▸ **The request**
Send back all the data below, exactly as given.

▸ **Records shown**
__________

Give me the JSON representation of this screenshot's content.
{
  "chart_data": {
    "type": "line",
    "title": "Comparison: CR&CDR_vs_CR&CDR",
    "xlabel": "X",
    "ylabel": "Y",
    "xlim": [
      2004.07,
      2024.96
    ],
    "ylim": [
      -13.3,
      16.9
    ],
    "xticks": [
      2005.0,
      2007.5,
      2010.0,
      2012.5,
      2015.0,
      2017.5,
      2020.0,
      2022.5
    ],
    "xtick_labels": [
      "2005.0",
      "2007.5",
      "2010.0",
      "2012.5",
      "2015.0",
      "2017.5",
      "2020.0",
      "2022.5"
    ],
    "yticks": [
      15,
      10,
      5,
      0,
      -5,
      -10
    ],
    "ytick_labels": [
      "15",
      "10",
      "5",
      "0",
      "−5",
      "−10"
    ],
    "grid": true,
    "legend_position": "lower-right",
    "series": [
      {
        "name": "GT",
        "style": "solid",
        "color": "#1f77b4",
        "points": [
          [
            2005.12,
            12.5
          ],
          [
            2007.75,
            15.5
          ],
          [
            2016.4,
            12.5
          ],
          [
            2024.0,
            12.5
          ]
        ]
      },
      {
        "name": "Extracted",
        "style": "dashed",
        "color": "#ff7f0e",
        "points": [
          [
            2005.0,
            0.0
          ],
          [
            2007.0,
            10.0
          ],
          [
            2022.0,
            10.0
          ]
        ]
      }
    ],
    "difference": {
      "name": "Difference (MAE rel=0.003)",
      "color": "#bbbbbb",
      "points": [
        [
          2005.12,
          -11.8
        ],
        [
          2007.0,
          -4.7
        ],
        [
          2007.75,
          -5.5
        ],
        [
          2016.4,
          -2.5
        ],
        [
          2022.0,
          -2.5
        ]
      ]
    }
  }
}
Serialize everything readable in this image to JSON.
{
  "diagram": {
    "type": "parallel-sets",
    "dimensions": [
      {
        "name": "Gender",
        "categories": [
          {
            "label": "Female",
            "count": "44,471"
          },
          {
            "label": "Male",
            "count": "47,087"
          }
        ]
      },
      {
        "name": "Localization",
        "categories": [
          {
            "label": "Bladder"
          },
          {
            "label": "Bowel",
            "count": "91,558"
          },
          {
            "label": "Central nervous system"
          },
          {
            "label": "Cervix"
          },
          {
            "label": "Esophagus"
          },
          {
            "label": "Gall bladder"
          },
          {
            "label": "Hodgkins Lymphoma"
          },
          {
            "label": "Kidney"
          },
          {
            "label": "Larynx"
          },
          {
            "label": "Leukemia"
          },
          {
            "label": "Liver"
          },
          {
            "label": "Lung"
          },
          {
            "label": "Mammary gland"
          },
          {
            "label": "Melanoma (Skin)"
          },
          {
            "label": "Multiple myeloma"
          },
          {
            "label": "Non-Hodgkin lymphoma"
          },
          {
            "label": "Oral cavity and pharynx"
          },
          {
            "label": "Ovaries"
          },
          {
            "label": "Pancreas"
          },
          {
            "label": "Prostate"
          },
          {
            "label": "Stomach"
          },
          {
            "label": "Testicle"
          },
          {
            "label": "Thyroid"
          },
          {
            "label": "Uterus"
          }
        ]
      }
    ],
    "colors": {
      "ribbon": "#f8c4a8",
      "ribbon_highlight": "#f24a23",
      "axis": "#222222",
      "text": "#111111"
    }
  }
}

__________

▸ **Task solution**
Give me the JSON representation of this screenshot's content.
{
  "chart_data": {
    "type": "line",
    "title": "Comparison: CR&CDR_vs_CR&CDR",
    "xlabel": "X",
    "ylabel": "Y",
    "xlim": [
      2004.07,
      2024.96
    ],
    "ylim": [
      -13.3,
      16.9
    ],
    "xticks": [
      2005.0,
      2007.5,
      2010.0,
      2012.5,
      2015.0,
      2017.5,
      2020.0,
      2022.5
    ],
    "xtick_labels": [
      "2005.0",
      "2007.5",
      "2010.0",
      "2012.5",
      "2015.0",
      "2017.5",
      "2020.0",
      "2022.5"
    ],
    "yticks": [
      15,
      10,
      5,
      0,
      -5,
      -10
    ],
    "ytick_labels": [
      "15",
      "10",
      "5",
      "0",
      "−5",
      "−10"
    ],
    "grid": true,
    "legend_position": "lower-right",
    "series": [
      {
        "name": "GT",
        "style": "solid",
        "color": "#1f77b4",
        "points": [
          [
            2005.12,
            12.5
          ],
          [
            2007.75,
            15.5
          ],
          [
            2016.4,
            12.5
          ],
          [
            2024.0,
            12.5
          ]
        ]
      },
      {
        "name": "Extracted",
        "style": "dashed",
        "color": "#ff7f0e",
        "points": [
          [
            2005.0,
            0.0
          ],
          [
            2007.0,
            10.0
          ],
          [
            2022.0,
            10.0
          ]
        ]
      }
    ],
    "difference": {
      "name": "Difference (MAE rel=0.003)",
      "color": "#bbbbbb",
      "points": [
        [
          2005.12,
          -11.8
        ],
        [
          2007.0,
          -4.7
        ],
        [
          2007.75,
          -5.5
        ],
        [
          2016.4,
          -2.5
        ],
        [
          2022.0,
          -2.5
        ]
      ]
    }
  }
}
Serialize everything readable in this image to JSON.
{
  "diagram": {
    "type": "parallel-sets",
    "dimensions": [
      {
        "name": "Gender",
        "categories": [
          {
            "label": "Female",
            "count": "44,471"
          },
          {
            "label": "Male",
            "count": "47,087"
          }
        ]
      },
      {
        "name": "Localization",
        "categories": [
          {
            "label": "Bladder"
          },
          {
            "label": "Bowel",
            "count": "91,558"
          },
          {
            "label": "Central nervous system"
          },
          {
            "label": "Cervix"
          },
          {
            "label": "Esophagus"
          },
          {
            "label": "Gall bladder"
          },
          {
            "label": "Hodgkins Lymphoma"
          },
          {
            "label": "Kidney"
          },
          {
            "label": "Larynx"
          },
          {
            "label": "Leukemia"
          },
          {
            "label": "Liver"
          },
          {
            "label": "Lung"
          },
          {
            "label": "Mammary gland"
          },
          {
            "label": "Melanoma (Skin)"
          },
          {
            "label": "Multiple myeloma"
          },
          {
            "label": "Non-Hodgkin lymphoma"
          },
          {
            "label": "Oral cavity and pharynx"
          },
          {
            "label": "Ovaries"
          },
          {
            "label": "Pancreas"
          },
          {
            "label": "Prostate"
          },
          {
            "label": "Stomach"
          },
          {
            "label": "Testicle"
          },
          {
            "label": "Thyroid"
          },
          {
            "label": "Uterus"
          }
        ]
      }
    ],
    "colors": {
      "ribbon": "#f8c4a8",
      "ribbon_highlight": "#f24a23",
      "axis": "#222222",
      "text": "#111111"
    }
  }
}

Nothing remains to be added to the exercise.